→ **Required task**
Transcribe the material verbatim in full; the pictures do not belong in the copy.
╭─ Supplied data
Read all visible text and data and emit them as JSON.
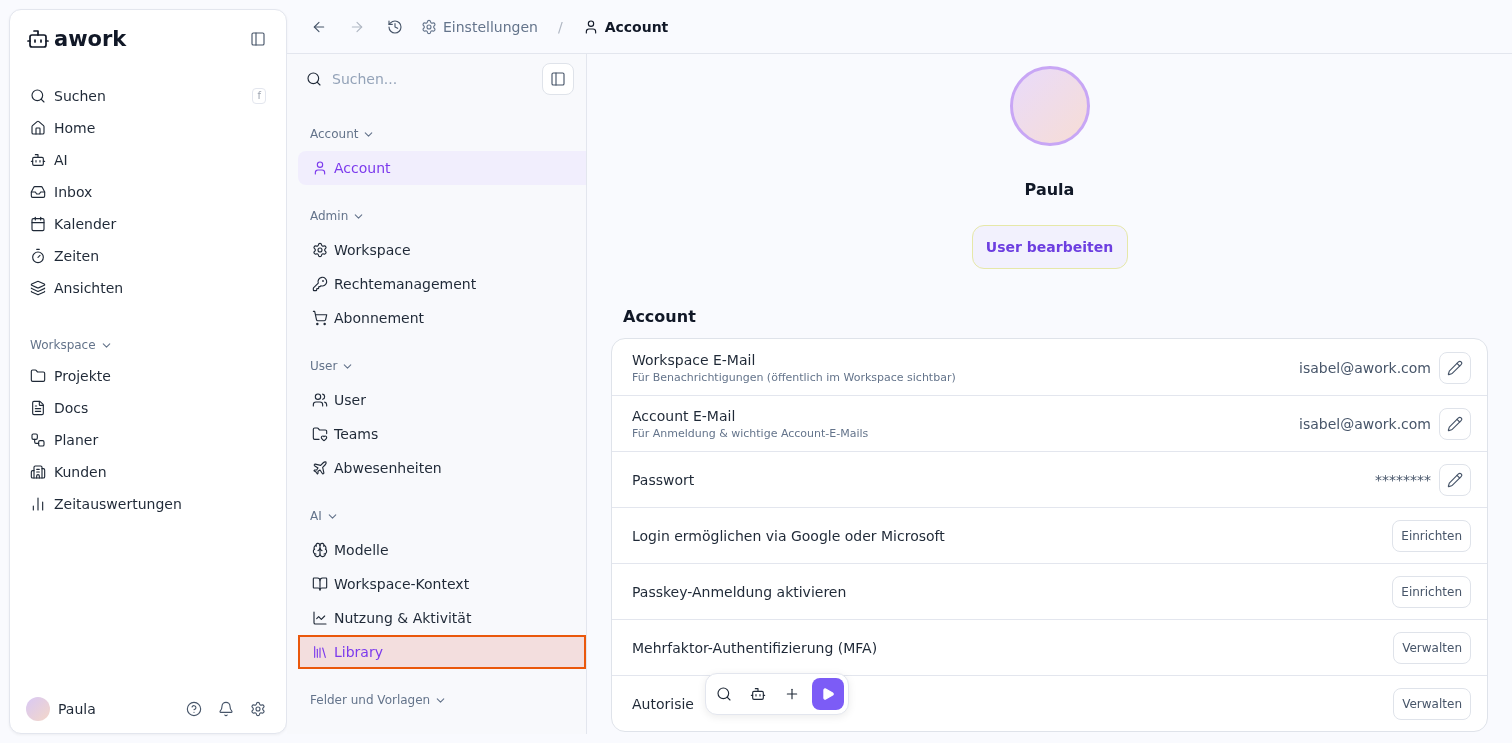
{
  "sidebar": {
    "logo": "awork",
    "search": {
      "label": "Suchen",
      "shortcut": "f"
    },
    "items": [
      {
        "label": "Home"
      },
      {
        "label": "AI"
      },
      {
        "label": "Inbox"
      },
      {
        "label": "Kalender"
      },
      {
        "label": "Zeiten"
      },
      {
        "label": "Ansichten"
      }
    ],
    "workspace": {
      "title": "Workspace",
      "expanded": true,
      "items": [
        {
          "label": "Projekte"
        },
        {
          "label": "Docs"
        },
        {
          "label": "Planer"
        },
        {
          "label": "Kunden"
        },
        {
          "label": "Zeitauswertungen"
        }
      ]
    },
    "user": {
      "name": "Paula"
    }
  },
  "breadcrumb_separator": "/",
  "breadcrumb": [
    {
      "label": "Einstellungen",
      "current": false
    },
    {
      "label": "Account",
      "current": true
    }
  ],
  "settings_nav": {
    "search": {
      "placeholder": "Suchen..."
    },
    "groups": [
      {
        "title": "Account",
        "items": [
          {
            "label": "Account",
            "selected": true,
            "highlighted": false
          }
        ]
      },
      {
        "title": "Admin",
        "items": [
          {
            "label": "Workspace",
            "selected": false,
            "highlighted": false
          },
          {
            "label": "Rechtemanagement",
            "selected": false,
            "highlighted": false
          },
          {
            "label": "Abonnement",
            "selected": false,
            "highlighted": false
          }
        ]
      },
      {
        "title": "User",
        "items": [
          {
            "label": "User",
            "selected": false,
            "highlighted": false
          },
          {
            "label": "Teams",
            "selected": false,
            "highlighted": false
          },
          {
            "label": "Abwesenheiten",
            "selected": false,
            "highlighted": false
          }
        ]
      },
      {
        "title": "AI",
        "items": [
          {
            "label": "Modelle",
            "selected": false,
            "highlighted": false
          },
          {
            "label": "Workspace-Kontext",
            "selected": false,
            "highlighted": false
          },
          {
            "label": "Nutzung & Aktivität",
            "selected": false,
            "highlighted": false
          },
          {
            "label": "Library",
            "selected": false,
            "highlighted": true
          }
        ]
      },
      {
        "title": "Felder und Vorlagen"
      }
    ]
  },
  "profile": {
    "name": "Paula",
    "edit_button": "User bearbeiten"
  },
  "account": {
    "title": "Account",
    "rows": [
      {
        "kind": "edit",
        "label": "Workspace E-Mail",
        "description": "Für Benachrichtigungen (öffentlich im Workspace sichtbar)",
        "value": "isabel@awork.com"
      },
      {
        "kind": "edit",
        "label": "Account E-Mail",
        "description": "Für Anmeldung & wichtige Account-E-Mails",
        "value": "isabel@awork.com"
      },
      {
        "kind": "edit",
        "label": "Passwort",
        "value": "********"
      },
      {
        "kind": "action",
        "label": "Login ermöglichen via Google oder Microsoft",
        "button": "Einrichten"
      },
      {
        "kind": "action",
        "label": "Passkey-Anmeldung aktivieren",
        "button": "Einrichten"
      },
      {
        "kind": "action",
        "label": "Mehrfaktor-Authentifizierung (MFA)",
        "button": "Verwalten"
      },
      {
        "kind": "action",
        "label": "Autorisie",
        "button": "Verwalten"
      }
    ]
  }
}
╰─
→ **Complete response**
Read all visible text and data and emit them as JSON.
{
  "sidebar": {
    "logo": "awork",
    "search": {
      "label": "Suchen",
      "shortcut": "f"
    },
    "items": [
      {
        "label": "Home"
      },
      {
        "label": "AI"
      },
      {
        "label": "Inbox"
      },
      {
        "label": "Kalender"
      },
      {
        "label": "Zeiten"
      },
      {
        "label": "Ansichten"
      }
    ],
    "workspace": {
      "title": "Workspace",
      "expanded": true,
      "items": [
        {
          "label": "Projekte"
        },
        {
          "label": "Docs"
        },
        {
          "label": "Planer"
        },
        {
          "label": "Kunden"
        },
        {
          "label": "Zeitauswertungen"
        }
      ]
    },
    "user": {
      "name": "Paula"
    }
  },
  "breadcrumb_separator": "/",
  "breadcrumb": [
    {
      "label": "Einstellungen",
      "current": false
    },
    {
      "label": "Account",
      "current": true
    }
  ],
  "settings_nav": {
    "search": {
      "placeholder": "Suchen..."
    },
    "groups": [
      {
        "title": "Account",
        "items": [
          {
            "label": "Account",
            "selected": true,
            "highlighted": false
          }
        ]
      },
      {
        "title": "Admin",
        "items": [
          {
            "label": "Workspace",
            "selected": false,
            "highlighted": false
          },
          {
            "label": "Rechtemanagement",
            "selected": false,
            "highlighted": false
          },
          {
            "label": "Abonnement",
            "selected": false,
            "highlighted": false
          }
        ]
      },
      {
        "title": "User",
        "items": [
          {
            "label": "User",
            "selected": false,
            "highlighted": false
          },
          {
            "label": "Teams",
            "selected": false,
            "highlighted": false
          },
          {
            "label": "Abwesenheiten",
            "selected": false,
            "highlighted": false
          }
        ]
      },
      {
        "title": "AI",
        "items": [
          {
            "label": "Modelle",
            "selected": false,
            "highlighted": false
          },
          {
            "label": "Workspace-Kontext",
            "selected": false,
            "highlighted": false
          },
          {
            "label": "Nutzung & Aktivität",
            "selected": false,
            "highlighted": false
          },
          {
            "label": "Library",
            "selected": false,
            "highlighted": true
          }
        ]
      },
      {
        "title": "Felder und Vorlagen"
      }
    ]
  },
  "profile": {
    "name": "Paula",
    "edit_button": "User bearbeiten"
  },
  "account": {
    "title": "Account",
    "rows": [
      {
        "kind": "edit",
        "label": "Workspace E-Mail",
        "description": "Für Benachrichtigungen (öffentlich im Workspace sichtbar)",
        "value": "isabel@awork.com"
      },
      {
        "kind": "edit",
        "label": "Account E-Mail",
        "description": "Für Anmeldung & wichtige Account-E-Mails",
        "value": "isabel@awork.com"
      },
      {
        "kind": "edit",
        "label": "Passwort",
        "value": "********"
      },
      {
        "kind": "action",
        "label": "Login ermöglichen via Google oder Microsoft",
        "button": "Einrichten"
      },
      {
        "kind": "action",
        "label": "Passkey-Anmeldung aktivieren",
        "button": "Einrichten"
      },
      {
        "kind": "action",
        "label": "Mehrfaktor-Authentifizierung (MFA)",
        "button": "Verwalten"
      },
      {
        "kind": "action",
        "label": "Autorisie",
        "button": "Verwalten"
      }
    ]
  }
}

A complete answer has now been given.